• **Exercise requirements**
Can you write out all the lines word for word, with no pictures?

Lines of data
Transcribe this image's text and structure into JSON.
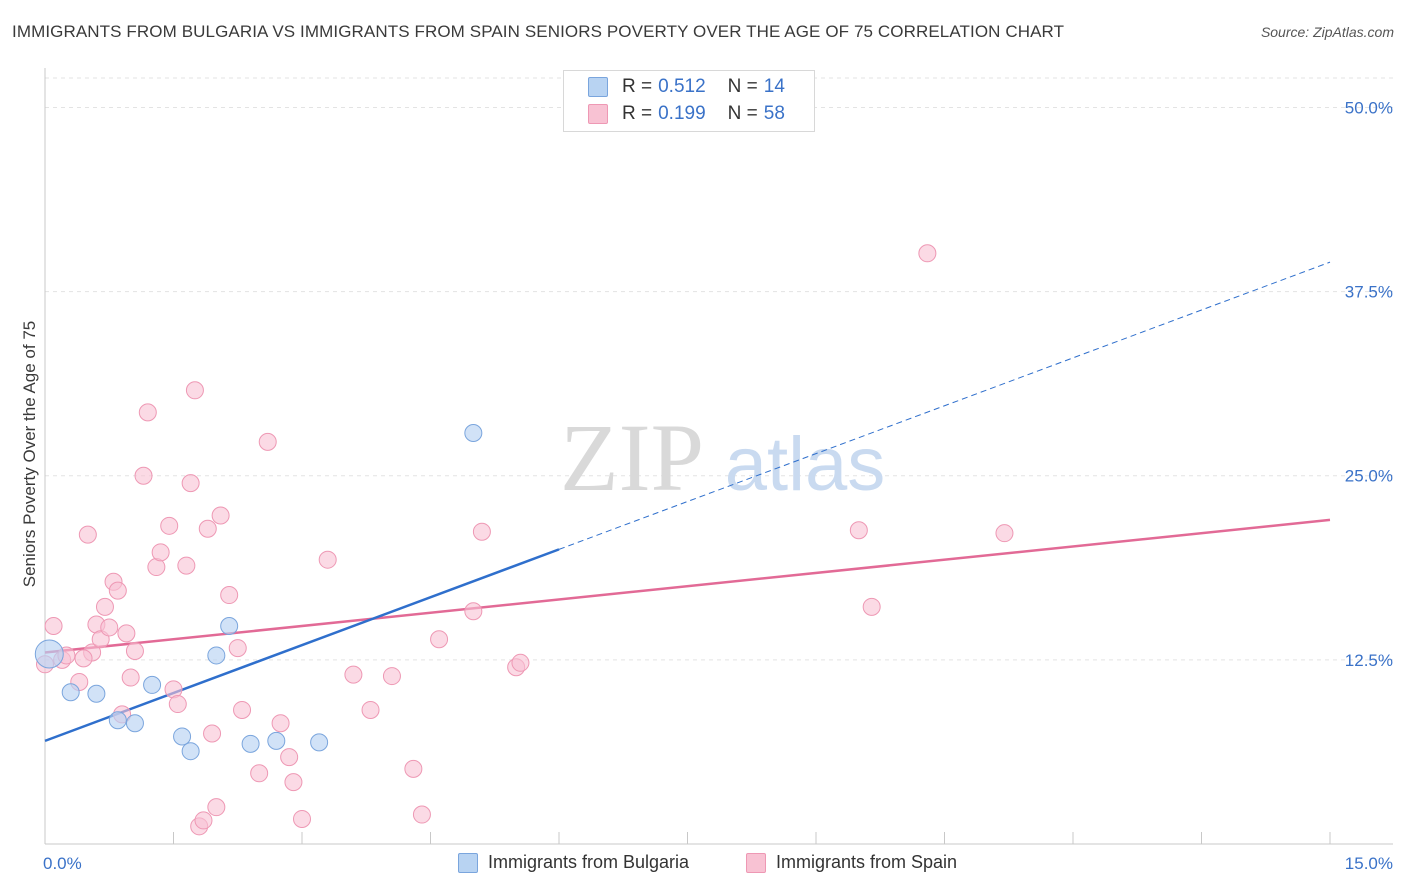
{
  "title": "IMMIGRANTS FROM BULGARIA VS IMMIGRANTS FROM SPAIN SENIORS POVERTY OVER THE AGE OF 75 CORRELATION CHART",
  "source": "Source: ZipAtlas.com",
  "watermark": {
    "zip": "ZIP",
    "atlas": "atlas"
  },
  "colors": {
    "bulgaria_fill": "#b8d3f2",
    "bulgaria_stroke": "#7aa5dd",
    "bulgaria_line": "#2f6fcc",
    "spain_fill": "#f8c2d3",
    "spain_stroke": "#ee98b4",
    "spain_line": "#e26a96",
    "axis_text": "#3a72c8",
    "grid": "#e3e3e3"
  },
  "legend_top": {
    "rows": [
      {
        "r_label": "R =",
        "r_value": "0.512",
        "n_label": "N =",
        "n_value": "14"
      },
      {
        "r_label": "R =",
        "r_value": "0.199",
        "n_label": "N =",
        "n_value": "58"
      }
    ]
  },
  "legend_bottom": {
    "bulgaria": "Immigrants from Bulgaria",
    "spain": "Immigrants from Spain"
  },
  "chart_data": {
    "type": "scatter",
    "title": "IMMIGRANTS FROM BULGARIA VS IMMIGRANTS FROM SPAIN SENIORS POVERTY OVER THE AGE OF 75 CORRELATION CHART",
    "xlabel": "",
    "ylabel": "Seniors Poverty Over the Age of 75",
    "xlim": [
      0,
      15
    ],
    "ylim": [
      0,
      52
    ],
    "x_tick_labels": [
      "0.0%",
      "15.0%"
    ],
    "y_ticks": [
      12.5,
      25.0,
      37.5,
      50.0
    ],
    "y_tick_labels": [
      "12.5%",
      "25.0%",
      "37.5%",
      "50.0%"
    ],
    "grid": true,
    "legend_placement": "top-center and bottom",
    "series": [
      {
        "name": "Immigrants from Bulgaria",
        "r": 0.512,
        "n": 14,
        "points": [
          [
            0.05,
            12.9
          ],
          [
            0.3,
            10.3
          ],
          [
            0.6,
            10.2
          ],
          [
            0.85,
            8.4
          ],
          [
            1.05,
            8.2
          ],
          [
            1.25,
            10.8
          ],
          [
            1.6,
            7.3
          ],
          [
            1.7,
            6.3
          ],
          [
            2.0,
            12.8
          ],
          [
            2.15,
            14.8
          ],
          [
            2.4,
            6.8
          ],
          [
            2.7,
            7.0
          ],
          [
            3.2,
            6.9
          ],
          [
            5.0,
            27.9
          ]
        ],
        "trend": {
          "x_start": 0.0,
          "y_start": 7.0,
          "x_solid_end": 6.0,
          "y_solid_end": 20.0,
          "x_dash_end": 15.0,
          "y_dash_end": 39.5
        }
      },
      {
        "name": "Immigrants from Spain",
        "r": 0.199,
        "n": 58,
        "points": [
          [
            0.0,
            12.2
          ],
          [
            0.1,
            14.8
          ],
          [
            0.2,
            12.5
          ],
          [
            0.25,
            12.8
          ],
          [
            0.4,
            11.0
          ],
          [
            0.5,
            21.0
          ],
          [
            0.55,
            13.0
          ],
          [
            0.6,
            14.9
          ],
          [
            0.65,
            13.9
          ],
          [
            0.7,
            16.1
          ],
          [
            0.75,
            14.7
          ],
          [
            0.8,
            17.8
          ],
          [
            0.85,
            17.2
          ],
          [
            0.9,
            8.8
          ],
          [
            0.95,
            14.3
          ],
          [
            1.0,
            11.3
          ],
          [
            1.05,
            13.1
          ],
          [
            1.15,
            25.0
          ],
          [
            1.2,
            29.3
          ],
          [
            1.3,
            18.8
          ],
          [
            1.35,
            19.8
          ],
          [
            1.45,
            21.6
          ],
          [
            1.5,
            10.5
          ],
          [
            1.55,
            9.5
          ],
          [
            1.65,
            18.9
          ],
          [
            1.7,
            24.5
          ],
          [
            1.75,
            30.8
          ],
          [
            1.8,
            1.2
          ],
          [
            1.85,
            1.6
          ],
          [
            1.9,
            21.4
          ],
          [
            1.95,
            7.5
          ],
          [
            2.0,
            2.5
          ],
          [
            2.05,
            22.3
          ],
          [
            2.15,
            16.9
          ],
          [
            2.25,
            13.3
          ],
          [
            2.3,
            9.1
          ],
          [
            2.5,
            4.8
          ],
          [
            2.6,
            27.3
          ],
          [
            2.75,
            8.2
          ],
          [
            2.85,
            5.9
          ],
          [
            2.9,
            4.2
          ],
          [
            3.0,
            1.7
          ],
          [
            3.3,
            19.3
          ],
          [
            3.6,
            11.5
          ],
          [
            3.8,
            9.1
          ],
          [
            4.05,
            11.4
          ],
          [
            4.3,
            5.1
          ],
          [
            4.4,
            2.0
          ],
          [
            4.6,
            13.9
          ],
          [
            5.0,
            15.8
          ],
          [
            5.1,
            21.2
          ],
          [
            5.5,
            12.0
          ],
          [
            5.55,
            12.3
          ],
          [
            9.5,
            21.3
          ],
          [
            9.65,
            16.1
          ],
          [
            10.3,
            40.1
          ],
          [
            11.2,
            21.1
          ],
          [
            0.45,
            12.6
          ]
        ],
        "trend": {
          "x_start": 0.0,
          "y_start": 13.0,
          "x_end": 15.0,
          "y_end": 22.0
        }
      }
    ]
  }
}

• **Task result**
Transcribe this image's text and structure into JSON.
{
  "title": "IMMIGRANTS FROM BULGARIA VS IMMIGRANTS FROM SPAIN SENIORS POVERTY OVER THE AGE OF 75 CORRELATION CHART",
  "source": "Source: ZipAtlas.com",
  "watermark": {
    "zip": "ZIP",
    "atlas": "atlas"
  },
  "colors": {
    "bulgaria_fill": "#b8d3f2",
    "bulgaria_stroke": "#7aa5dd",
    "bulgaria_line": "#2f6fcc",
    "spain_fill": "#f8c2d3",
    "spain_stroke": "#ee98b4",
    "spain_line": "#e26a96",
    "axis_text": "#3a72c8",
    "grid": "#e3e3e3"
  },
  "legend_top": {
    "rows": [
      {
        "r_label": "R =",
        "r_value": "0.512",
        "n_label": "N =",
        "n_value": "14"
      },
      {
        "r_label": "R =",
        "r_value": "0.199",
        "n_label": "N =",
        "n_value": "58"
      }
    ]
  },
  "legend_bottom": {
    "bulgaria": "Immigrants from Bulgaria",
    "spain": "Immigrants from Spain"
  },
  "chart_data": {
    "type": "scatter",
    "title": "IMMIGRANTS FROM BULGARIA VS IMMIGRANTS FROM SPAIN SENIORS POVERTY OVER THE AGE OF 75 CORRELATION CHART",
    "xlabel": "",
    "ylabel": "Seniors Poverty Over the Age of 75",
    "xlim": [
      0,
      15
    ],
    "ylim": [
      0,
      52
    ],
    "x_tick_labels": [
      "0.0%",
      "15.0%"
    ],
    "y_ticks": [
      12.5,
      25.0,
      37.5,
      50.0
    ],
    "y_tick_labels": [
      "12.5%",
      "25.0%",
      "37.5%",
      "50.0%"
    ],
    "grid": true,
    "legend_placement": "top-center and bottom",
    "series": [
      {
        "name": "Immigrants from Bulgaria",
        "r": 0.512,
        "n": 14,
        "points": [
          [
            0.05,
            12.9
          ],
          [
            0.3,
            10.3
          ],
          [
            0.6,
            10.2
          ],
          [
            0.85,
            8.4
          ],
          [
            1.05,
            8.2
          ],
          [
            1.25,
            10.8
          ],
          [
            1.6,
            7.3
          ],
          [
            1.7,
            6.3
          ],
          [
            2.0,
            12.8
          ],
          [
            2.15,
            14.8
          ],
          [
            2.4,
            6.8
          ],
          [
            2.7,
            7.0
          ],
          [
            3.2,
            6.9
          ],
          [
            5.0,
            27.9
          ]
        ],
        "trend": {
          "x_start": 0.0,
          "y_start": 7.0,
          "x_solid_end": 6.0,
          "y_solid_end": 20.0,
          "x_dash_end": 15.0,
          "y_dash_end": 39.5
        }
      },
      {
        "name": "Immigrants from Spain",
        "r": 0.199,
        "n": 58,
        "points": [
          [
            0.0,
            12.2
          ],
          [
            0.1,
            14.8
          ],
          [
            0.2,
            12.5
          ],
          [
            0.25,
            12.8
          ],
          [
            0.4,
            11.0
          ],
          [
            0.5,
            21.0
          ],
          [
            0.55,
            13.0
          ],
          [
            0.6,
            14.9
          ],
          [
            0.65,
            13.9
          ],
          [
            0.7,
            16.1
          ],
          [
            0.75,
            14.7
          ],
          [
            0.8,
            17.8
          ],
          [
            0.85,
            17.2
          ],
          [
            0.9,
            8.8
          ],
          [
            0.95,
            14.3
          ],
          [
            1.0,
            11.3
          ],
          [
            1.05,
            13.1
          ],
          [
            1.15,
            25.0
          ],
          [
            1.2,
            29.3
          ],
          [
            1.3,
            18.8
          ],
          [
            1.35,
            19.8
          ],
          [
            1.45,
            21.6
          ],
          [
            1.5,
            10.5
          ],
          [
            1.55,
            9.5
          ],
          [
            1.65,
            18.9
          ],
          [
            1.7,
            24.5
          ],
          [
            1.75,
            30.8
          ],
          [
            1.8,
            1.2
          ],
          [
            1.85,
            1.6
          ],
          [
            1.9,
            21.4
          ],
          [
            1.95,
            7.5
          ],
          [
            2.0,
            2.5
          ],
          [
            2.05,
            22.3
          ],
          [
            2.15,
            16.9
          ],
          [
            2.25,
            13.3
          ],
          [
            2.3,
            9.1
          ],
          [
            2.5,
            4.8
          ],
          [
            2.6,
            27.3
          ],
          [
            2.75,
            8.2
          ],
          [
            2.85,
            5.9
          ],
          [
            2.9,
            4.2
          ],
          [
            3.0,
            1.7
          ],
          [
            3.3,
            19.3
          ],
          [
            3.6,
            11.5
          ],
          [
            3.8,
            9.1
          ],
          [
            4.05,
            11.4
          ],
          [
            4.3,
            5.1
          ],
          [
            4.4,
            2.0
          ],
          [
            4.6,
            13.9
          ],
          [
            5.0,
            15.8
          ],
          [
            5.1,
            21.2
          ],
          [
            5.5,
            12.0
          ],
          [
            5.55,
            12.3
          ],
          [
            9.5,
            21.3
          ],
          [
            9.65,
            16.1
          ],
          [
            10.3,
            40.1
          ],
          [
            11.2,
            21.1
          ],
          [
            0.45,
            12.6
          ]
        ],
        "trend": {
          "x_start": 0.0,
          "y_start": 13.0,
          "x_end": 15.0,
          "y_end": 22.0
        }
      }
    ]
  }
}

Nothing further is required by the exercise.